- **What you will do**
Find the lines that hold the word "SMART" and return them.

- **Provided entries**
■ ■ ■ ■ ■

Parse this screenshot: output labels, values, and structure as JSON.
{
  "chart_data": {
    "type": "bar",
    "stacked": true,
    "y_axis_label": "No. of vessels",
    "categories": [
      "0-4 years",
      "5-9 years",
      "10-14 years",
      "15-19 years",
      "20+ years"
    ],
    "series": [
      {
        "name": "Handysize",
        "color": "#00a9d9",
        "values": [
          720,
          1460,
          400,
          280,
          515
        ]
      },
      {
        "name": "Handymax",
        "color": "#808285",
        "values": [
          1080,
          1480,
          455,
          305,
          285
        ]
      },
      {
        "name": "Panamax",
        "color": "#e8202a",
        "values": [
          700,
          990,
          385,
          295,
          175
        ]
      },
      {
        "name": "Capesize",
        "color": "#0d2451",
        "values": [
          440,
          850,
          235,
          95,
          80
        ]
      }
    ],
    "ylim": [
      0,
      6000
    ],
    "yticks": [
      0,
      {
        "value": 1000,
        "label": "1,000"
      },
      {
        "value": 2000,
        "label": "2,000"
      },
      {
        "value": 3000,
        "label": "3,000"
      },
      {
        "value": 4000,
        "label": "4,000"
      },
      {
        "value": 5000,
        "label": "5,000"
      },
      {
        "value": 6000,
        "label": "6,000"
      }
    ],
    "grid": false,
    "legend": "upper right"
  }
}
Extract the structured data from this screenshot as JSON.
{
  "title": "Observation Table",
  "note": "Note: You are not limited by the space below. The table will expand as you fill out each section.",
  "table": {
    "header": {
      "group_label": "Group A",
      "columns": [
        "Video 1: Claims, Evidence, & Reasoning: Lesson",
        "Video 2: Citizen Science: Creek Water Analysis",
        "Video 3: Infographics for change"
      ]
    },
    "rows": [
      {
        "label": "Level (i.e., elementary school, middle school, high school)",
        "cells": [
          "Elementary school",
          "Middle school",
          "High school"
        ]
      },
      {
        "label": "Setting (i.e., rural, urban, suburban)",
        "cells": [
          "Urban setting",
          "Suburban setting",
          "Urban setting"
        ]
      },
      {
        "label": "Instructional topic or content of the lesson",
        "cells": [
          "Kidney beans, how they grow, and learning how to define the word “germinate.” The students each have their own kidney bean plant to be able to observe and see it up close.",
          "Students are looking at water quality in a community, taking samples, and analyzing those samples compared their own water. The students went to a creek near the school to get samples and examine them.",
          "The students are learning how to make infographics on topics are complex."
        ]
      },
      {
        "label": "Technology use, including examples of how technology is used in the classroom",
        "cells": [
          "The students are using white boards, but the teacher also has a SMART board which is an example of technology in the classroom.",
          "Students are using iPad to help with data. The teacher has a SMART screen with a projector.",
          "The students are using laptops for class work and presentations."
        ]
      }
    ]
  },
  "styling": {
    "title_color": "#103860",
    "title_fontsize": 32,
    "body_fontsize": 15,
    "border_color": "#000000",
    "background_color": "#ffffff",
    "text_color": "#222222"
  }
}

■ ■ ■ ■ ■

- **Solution to the exercise**
          "The students are using white boards, but the teacher also has a SMART board which is an example of technology in the classroom.",
          "Students are using iPad to help with data. The teacher has a SMART screen with a projector.",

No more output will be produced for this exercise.